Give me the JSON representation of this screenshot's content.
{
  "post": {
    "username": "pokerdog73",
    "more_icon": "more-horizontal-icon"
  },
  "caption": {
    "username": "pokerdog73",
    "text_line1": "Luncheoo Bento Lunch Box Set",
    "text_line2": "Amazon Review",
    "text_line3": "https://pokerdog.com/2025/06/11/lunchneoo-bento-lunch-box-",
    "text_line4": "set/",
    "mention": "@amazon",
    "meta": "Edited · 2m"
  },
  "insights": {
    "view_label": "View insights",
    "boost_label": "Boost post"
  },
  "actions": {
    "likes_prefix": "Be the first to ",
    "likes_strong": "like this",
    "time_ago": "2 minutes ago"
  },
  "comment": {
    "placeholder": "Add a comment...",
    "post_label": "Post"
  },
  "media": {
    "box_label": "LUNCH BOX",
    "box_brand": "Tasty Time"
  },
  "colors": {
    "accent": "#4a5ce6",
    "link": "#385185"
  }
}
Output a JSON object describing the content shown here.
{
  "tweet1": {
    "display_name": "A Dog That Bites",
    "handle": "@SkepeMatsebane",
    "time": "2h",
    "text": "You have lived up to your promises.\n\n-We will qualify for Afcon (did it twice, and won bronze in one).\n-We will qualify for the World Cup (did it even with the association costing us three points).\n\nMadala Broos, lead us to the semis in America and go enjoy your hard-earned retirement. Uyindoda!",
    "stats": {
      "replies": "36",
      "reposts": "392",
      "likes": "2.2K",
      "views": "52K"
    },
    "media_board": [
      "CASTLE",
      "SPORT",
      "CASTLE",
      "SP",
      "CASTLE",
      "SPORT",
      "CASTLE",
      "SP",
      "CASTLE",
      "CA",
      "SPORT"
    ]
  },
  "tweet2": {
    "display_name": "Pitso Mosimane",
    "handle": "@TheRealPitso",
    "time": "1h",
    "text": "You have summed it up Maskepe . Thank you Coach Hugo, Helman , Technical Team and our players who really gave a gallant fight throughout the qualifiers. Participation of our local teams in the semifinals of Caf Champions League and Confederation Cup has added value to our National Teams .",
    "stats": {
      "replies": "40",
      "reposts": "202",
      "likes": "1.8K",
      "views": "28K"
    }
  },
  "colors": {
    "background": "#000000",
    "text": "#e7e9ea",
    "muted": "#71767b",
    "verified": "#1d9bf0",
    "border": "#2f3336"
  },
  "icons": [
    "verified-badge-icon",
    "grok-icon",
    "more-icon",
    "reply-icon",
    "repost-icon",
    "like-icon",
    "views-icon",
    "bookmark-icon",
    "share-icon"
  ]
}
◇ ◇ ◇
> TASK PROMPT
Retype the records in full. Keep every line identical to the original.

> WRITTEN RESPONSE
Give me the JSON representation of this screenshot's content.
{
  "post": {
    "username": "pokerdog73",
    "more_icon": "more-horizontal-icon"
  },
  "caption": {
    "username": "pokerdog73",
    "text_line1": "Luncheoo Bento Lunch Box Set",
    "text_line2": "Amazon Review",
    "text_line3": "https://pokerdog.com/2025/06/11/lunchneoo-bento-lunch-box-",
    "text_line4": "set/",
    "mention": "@amazon",
    "meta": "Edited · 2m"
  },
  "insights": {
    "view_label": "View insights",
    "boost_label": "Boost post"
  },
  "actions": {
    "likes_prefix": "Be the first to ",
    "likes_strong": "like this",
    "time_ago": "2 minutes ago"
  },
  "comment": {
    "placeholder": "Add a comment...",
    "post_label": "Post"
  },
  "media": {
    "box_label": "LUNCH BOX",
    "box_brand": "Tasty Time"
  },
  "colors": {
    "accent": "#4a5ce6",
    "link": "#385185"
  }
}
Output a JSON object describing the content shown here.
{
  "tweet1": {
    "display_name": "A Dog That Bites",
    "handle": "@SkepeMatsebane",
    "time": "2h",
    "text": "You have lived up to your promises.\n\n-We will qualify for Afcon (did it twice, and won bronze in one).\n-We will qualify for the World Cup (did it even with the association costing us three points).\n\nMadala Broos, lead us to the semis in America and go enjoy your hard-earned retirement. Uyindoda!",
    "stats": {
      "replies": "36",
      "reposts": "392",
      "likes": "2.2K",
      "views": "52K"
    },
    "media_board": [
      "CASTLE",
      "SPORT",
      "CASTLE",
      "SP",
      "CASTLE",
      "SPORT",
      "CASTLE",
      "SP",
      "CASTLE",
      "CA",
      "SPORT"
    ]
  },
  "tweet2": {
    "display_name": "Pitso Mosimane",
    "handle": "@TheRealPitso",
    "time": "1h",
    "text": "You have summed it up Maskepe . Thank you Coach Hugo, Helman , Technical Team and our players who really gave a gallant fight throughout the qualifiers. Participation of our local teams in the semifinals of Caf Champions League and Confederation Cup has added value to our National Teams .",
    "stats": {
      "replies": "40",
      "reposts": "202",
      "likes": "1.8K",
      "views": "28K"
    }
  },
  "colors": {
    "background": "#000000",
    "text": "#e7e9ea",
    "muted": "#71767b",
    "verified": "#1d9bf0",
    "border": "#2f3336"
  },
  "icons": [
    "verified-badge-icon",
    "grok-icon",
    "more-icon",
    "reply-icon",
    "repost-icon",
    "like-icon",
    "views-icon",
    "bookmark-icon",
    "share-icon"
  ]
}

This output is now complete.